>> begin Task material

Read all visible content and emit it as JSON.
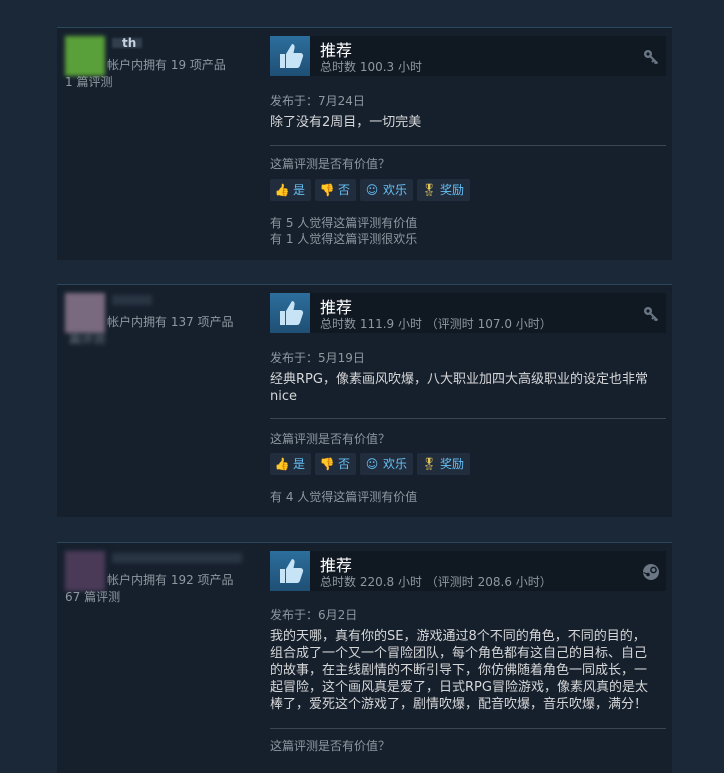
{
  "reviews": [
    {
      "username": "th",
      "products": "帐户内拥有 19 项产品",
      "reviews_count": "1 篇评测",
      "recommend": "推荐",
      "hours": "总时数 100.3 小时",
      "posted": "发布于：7月24日",
      "content": "除了没有2周目，一切完美",
      "helpful_question": "这篇评测是否有价值？",
      "btn_yes": "是",
      "btn_no": "否",
      "btn_funny": "欢乐",
      "btn_award": "奖励",
      "found_helpful": "有 5 人觉得这篇评测有价值",
      "found_funny": "有 1 人觉得这篇评测很欢乐",
      "corner_icon": "key-icon",
      "avatar_color": "#5aa03a"
    },
    {
      "username": "",
      "products": "帐户内拥有 137 项产品",
      "reviews_count": "篇评测",
      "recommend": "推荐",
      "hours": "总时数 111.9 小时 （评测时 107.0 小时）",
      "posted": "发布于：5月19日",
      "content": "经典RPG，像素画风吹爆，八大职业加四大高级职业的设定也非常nice",
      "helpful_question": "这篇评测是否有价值？",
      "btn_yes": "是",
      "btn_no": "否",
      "btn_funny": "欢乐",
      "btn_award": "奖励",
      "found_helpful": "有 4 人觉得这篇评测有价值",
      "corner_icon": "key-icon",
      "avatar_color": "#7a6a80"
    },
    {
      "username": "",
      "products": "帐户内拥有 192 项产品",
      "reviews_count": "67 篇评测",
      "recommend": "推荐",
      "hours": "总时数 220.8 小时 （评测时 208.6 小时）",
      "posted": "发布于：6月2日",
      "content": "我的天哪，真有你的SE，游戏通过8个不同的角色，不同的目的，组合成了一个又一个冒险团队，每个角色都有这自己的目标、自己的故事，在主线剧情的不断引导下，你仿佛随着角色一同成长，一起冒险，这个画风真是爱了，日式RPG冒险游戏，像素风真的是太棒了，爱死这个游戏了，剧情吹爆，配音吹爆，音乐吹爆，满分！",
      "helpful_question": "这篇评测是否有价值？",
      "corner_icon": "steam-icon",
      "avatar_color": "#4a3a58"
    }
  ]
}
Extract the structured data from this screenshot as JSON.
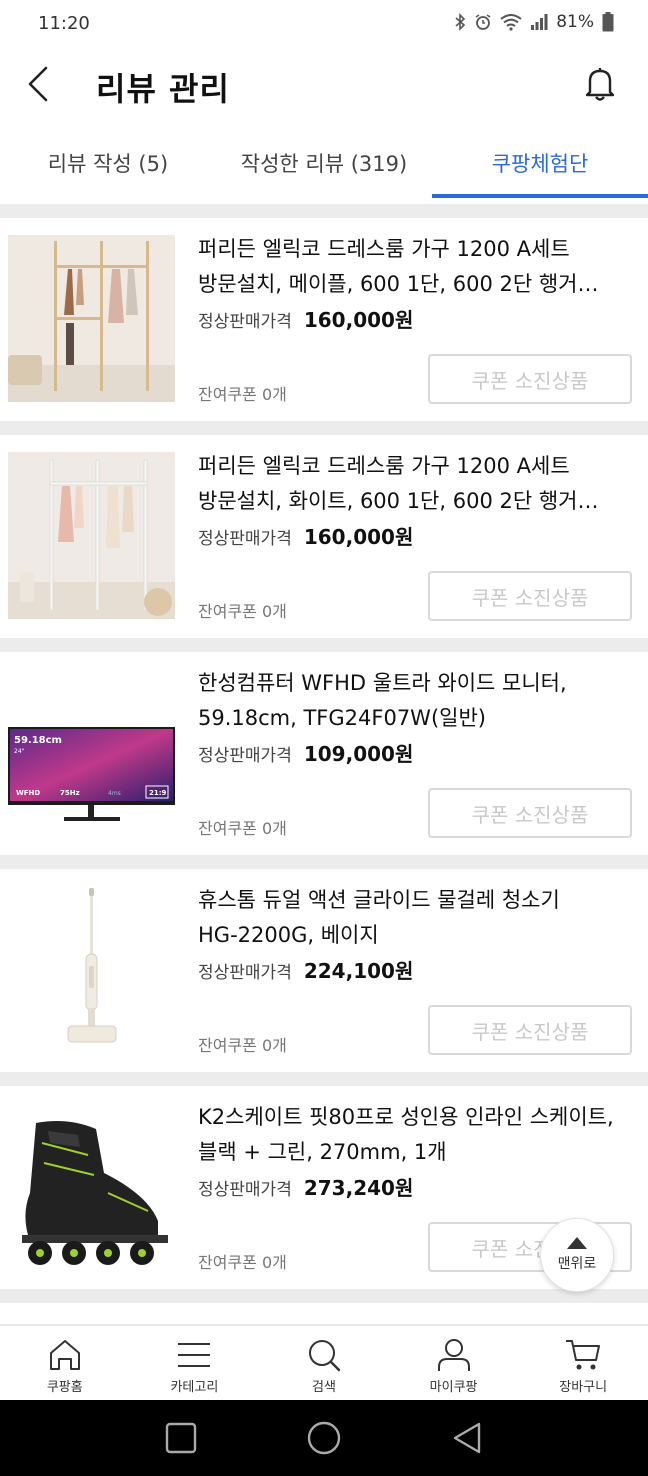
{
  "status_bar": {
    "time": "11:20",
    "battery": "81%"
  },
  "header": {
    "title": "리뷰 관리"
  },
  "tabs": [
    {
      "label": "리뷰 작성 (5)",
      "active": false
    },
    {
      "label": "작성한 리뷰 (319)",
      "active": false
    },
    {
      "label": "쿠팡체험단",
      "active": true
    }
  ],
  "items": [
    {
      "title_line1": "퍼리든 엘릭코 드레스룸 가구 1200 A세트",
      "title_line2": "방문설치, 메이플, 600 1단, 600 2단 행거…",
      "price_label": "정상판매가격",
      "price": "160,000원",
      "coupons_left": "잔여쿠폰 0개",
      "button_label": "쿠폰 소진상품"
    },
    {
      "title_line1": "퍼리든 엘릭코 드레스룸 가구 1200 A세트",
      "title_line2": "방문설치, 화이트, 600 1단, 600 2단 행거…",
      "price_label": "정상판매가격",
      "price": "160,000원",
      "coupons_left": "잔여쿠폰 0개",
      "button_label": "쿠폰 소진상품"
    },
    {
      "title_line1": "한성컴퓨터 WFHD 울트라 와이드 모니터,",
      "title_line2": "59.18cm, TFG24F07W(일반)",
      "price_label": "정상판매가격",
      "price": "109,000원",
      "coupons_left": "잔여쿠폰 0개",
      "button_label": "쿠폰 소진상품",
      "thumb_text": {
        "size": "59.18cm",
        "diag": "24\"",
        "wfhd": "WFHD",
        "hz": "75Hz",
        "ms": "4ms",
        "ratio": "21:9"
      }
    },
    {
      "title_line1": "휴스톰 듀얼 액션 글라이드 물걸레 청소기",
      "title_line2": "HG-2200G, 베이지",
      "price_label": "정상판매가격",
      "price": "224,100원",
      "coupons_left": "잔여쿠폰 0개",
      "button_label": "쿠폰 소진상품"
    },
    {
      "title_line1": "K2스케이트 핏80프로 성인용 인라인 스케이트,",
      "title_line2": "블랙 + 그린, 270mm, 1개",
      "price_label": "정상판매가격",
      "price": "273,240원",
      "coupons_left": "잔여쿠폰 0개",
      "button_label": "쿠폰 소진상품"
    }
  ],
  "scroll_top": {
    "label": "맨위로"
  },
  "bottom_nav": [
    {
      "label": "쿠팡홈",
      "icon": "home-icon"
    },
    {
      "label": "카테고리",
      "icon": "menu-icon"
    },
    {
      "label": "검색",
      "icon": "search-icon"
    },
    {
      "label": "마이쿠팡",
      "icon": "user-icon"
    },
    {
      "label": "장바구니",
      "icon": "cart-icon"
    }
  ],
  "colors": {
    "accent": "#2a6ad9",
    "divider": "#ececec",
    "disabled": "#c9c9c9"
  }
}
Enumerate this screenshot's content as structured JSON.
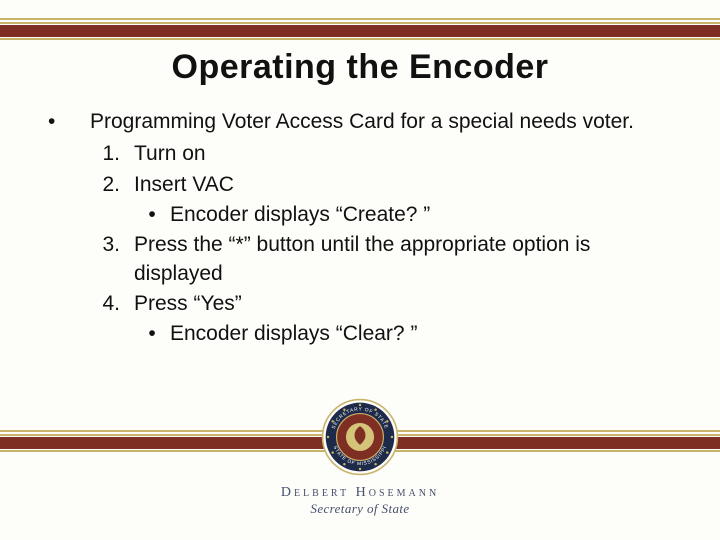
{
  "title": "Operating the Encoder",
  "bullet_char": "•",
  "intro": "Programming Voter Access Card for a special needs voter.",
  "steps": [
    {
      "num": "1.",
      "text": "Turn on"
    },
    {
      "num": "2.",
      "text": "Insert VAC",
      "sub": {
        "bullet": "•",
        "text": "Encoder displays “Create? ”"
      }
    },
    {
      "num": "3.",
      "text": "Press the “*” button until the appropriate option is displayed"
    },
    {
      "num": "4.",
      "text": "Press “Yes”",
      "sub": {
        "bullet": "•",
        "text": "Encoder displays “Clear? ”"
      }
    }
  ],
  "seal": {
    "outer_text_top": "SECRETARY OF STATE",
    "outer_text_bottom": "STATE OF MISSISSIPPI"
  },
  "footer": {
    "name": "Delbert Hosemann",
    "subtitle": "Secretary of State"
  },
  "colors": {
    "gold": "#c8b36a",
    "red": "#7f2e23",
    "navy": "#1e2a4a",
    "slate": "#46506a"
  }
}
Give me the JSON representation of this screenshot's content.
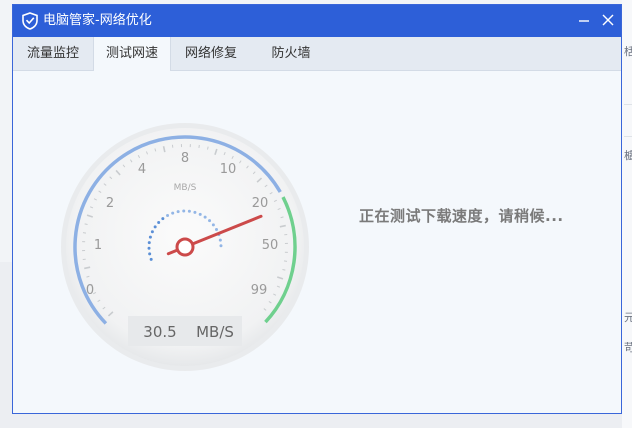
{
  "window": {
    "title": "电脑管家-网络优化",
    "minimize_icon": "minimize-icon",
    "close_icon": "close-icon"
  },
  "tabs": [
    {
      "label": "流量监控",
      "active": false
    },
    {
      "label": "测试网速",
      "active": true
    },
    {
      "label": "网络修复",
      "active": false
    },
    {
      "label": "防火墙",
      "active": false
    }
  ],
  "gauge": {
    "unit_label": "MB/S",
    "scale_labels": [
      "0",
      "1",
      "2",
      "4",
      "8",
      "10",
      "20",
      "50",
      "99"
    ],
    "readout_value": "30.5",
    "readout_unit": "MB/S",
    "needle_value": 30.5
  },
  "status_text": "正在测试下载速度，请稍候...",
  "colors": {
    "title_bar": "#2d5fd8",
    "arc_blue": "#8db0e4",
    "arc_green": "#6fd08e",
    "needle_red": "#cc4a4a"
  },
  "background_window": {
    "chars": [
      "栝",
      "樝",
      "元",
      "苛"
    ]
  }
}
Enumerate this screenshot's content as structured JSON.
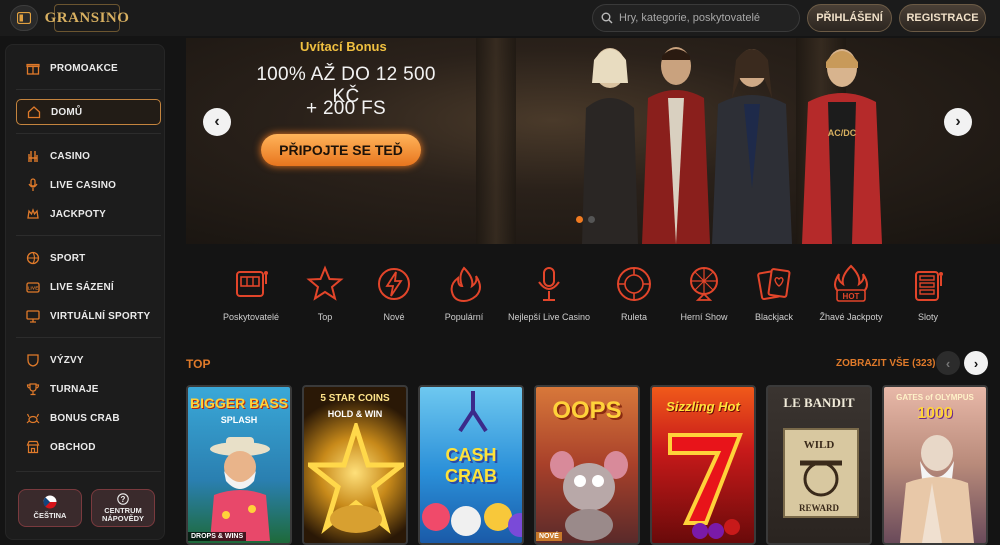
{
  "header": {
    "logo_text": "GRANSINO",
    "search_placeholder": "Hry, kategorie, poskytovatelé",
    "login_label": "PŘIHLÁŠENÍ",
    "register_label": "REGISTRACE"
  },
  "sidebar": {
    "promo": "PROMOAKCE",
    "home": "DOMŮ",
    "casino": "CASINO",
    "live_casino": "LIVE CASINO",
    "jackpots": "JACKPOTY",
    "sport": "SPORT",
    "live_betting": "LIVE SÁZENÍ",
    "virtual_sports": "VIRTUÁLNÍ SPORTY",
    "challenges": "VÝZVY",
    "tournaments": "TURNAJE",
    "bonus_crab": "BONUS CRAB",
    "shop": "OBCHOD",
    "language": "ČEŠTINA",
    "help_line1": "CENTRUM",
    "help_line2": "NÁPOVĚDY"
  },
  "banner": {
    "subtitle": "Uvítací Bonus",
    "line1": "100% AŽ DO 12 500 KČ",
    "line2": "+ 200 FS",
    "cta": "PŘIPOJTE SE TEĎ"
  },
  "categories": {
    "providers": "Poskytovatelé",
    "top": "Top",
    "new": "Nové",
    "popular": "Populární",
    "best_live": "Nejlepší Live Casino",
    "roulette": "Ruleta",
    "game_show": "Herní Show",
    "blackjack": "Blackjack",
    "hot_jackpots": "Žhavé Jackpoty",
    "slots": "Sloty"
  },
  "top_section": {
    "title": "TOP",
    "view_all": "ZOBRAZIT VŠE (323)"
  },
  "games": {
    "g1_title": "BIGGER BASS",
    "g1_sub": "SPLASH",
    "g1_badge": "DROPS & WINS",
    "g2_title": "5 STAR COINS",
    "g2_sub": "HOLD & WIN",
    "g3_title": "CASH CRAB",
    "g4_title": "OOPS",
    "g4_badge": "NOVÉ",
    "g5_title": "Sizzling Hot",
    "g6_title": "LE BANDIT",
    "g6_sub1": "WILD",
    "g6_sub2": "REWARD",
    "g7_title": "GATES of OLYMPUS",
    "g7_sub": "1000"
  },
  "colors": {
    "accent": "#e07a2a",
    "gold": "#f0c040",
    "icon_red": "#e2452a"
  }
}
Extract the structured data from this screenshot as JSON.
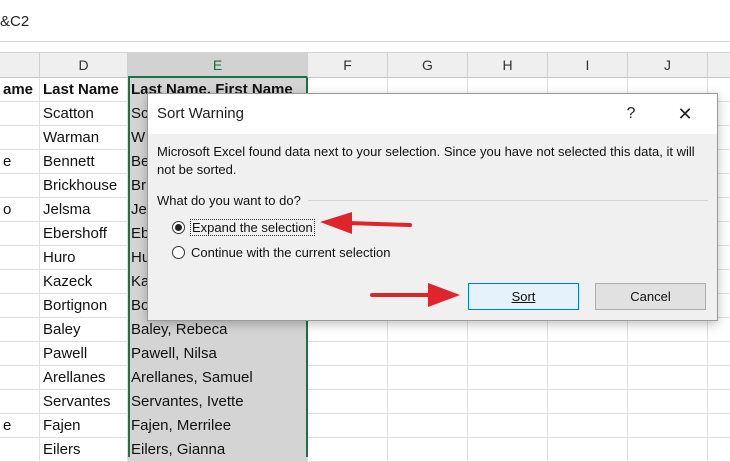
{
  "formula_bar": {
    "text": "&C2"
  },
  "columns": [
    {
      "letter": "D",
      "left": 0
    },
    {
      "letter": "E",
      "selected": true
    },
    {
      "letter": "F"
    },
    {
      "letter": "G"
    },
    {
      "letter": "H"
    },
    {
      "letter": "I"
    },
    {
      "letter": "J"
    }
  ],
  "headers": {
    "c": "ame",
    "d": "Last Name",
    "e": "Last Name, First Name"
  },
  "rows": [
    {
      "c": "",
      "d": "Scatton",
      "e": "Sc"
    },
    {
      "c": "",
      "d": "Warman",
      "e": "W"
    },
    {
      "c": "e",
      "d": "Bennett",
      "e": "Be"
    },
    {
      "c": "",
      "d": "Brickhouse",
      "e": "Br"
    },
    {
      "c": "o",
      "d": "Jelsma",
      "e": "Je"
    },
    {
      "c": "",
      "d": "Ebershoff",
      "e": "Eb"
    },
    {
      "c": "",
      "d": "Huro",
      "e": "Hu"
    },
    {
      "c": "",
      "d": "Kazeck",
      "e": "Ka"
    },
    {
      "c": "",
      "d": "Bortignon",
      "e": "Bo"
    },
    {
      "c": "",
      "d": "Baley",
      "e": "Baley, Rebeca"
    },
    {
      "c": "",
      "d": "Pawell",
      "e": "Pawell, Nilsa"
    },
    {
      "c": "",
      "d": "Arellanes",
      "e": "Arellanes, Samuel"
    },
    {
      "c": "",
      "d": "Servantes",
      "e": "Servantes, Ivette"
    },
    {
      "c": "e",
      "d": "Fajen",
      "e": "Fajen, Merrilee"
    },
    {
      "c": "",
      "d": "Eilers",
      "e": "Eilers, Gianna"
    }
  ],
  "dialog": {
    "title": "Sort Warning",
    "help": "?",
    "close": "✕",
    "message": "Microsoft Excel found data next to your selection.  Since you have not selected this data, it will not be sorted.",
    "question": "What do you want to do?",
    "options": [
      {
        "label": "Expand the selection",
        "checked": true
      },
      {
        "label": "Continue with the current selection",
        "checked": false
      }
    ],
    "sort_label": "Sort",
    "cancel_label": "Cancel"
  },
  "colors": {
    "selection_border": "#1f7145",
    "arrow": "#e0242b",
    "sort_border": "#0078d7"
  }
}
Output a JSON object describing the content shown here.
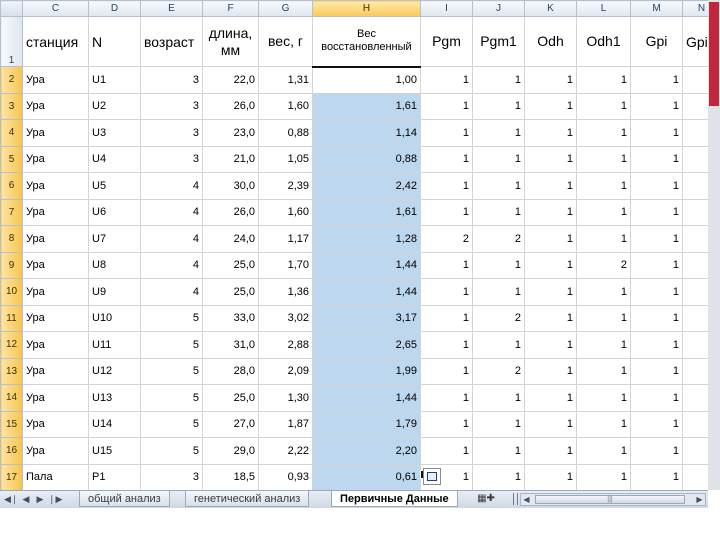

>> end Task material

# Stated task:
Please list every line of the records that contains "products".

# Right answer:
      "products": "帐户内拥有 19 项产品",
      "products": "帐户内拥有 137 项产品",
      "products": "帐户内拥有 192 项产品",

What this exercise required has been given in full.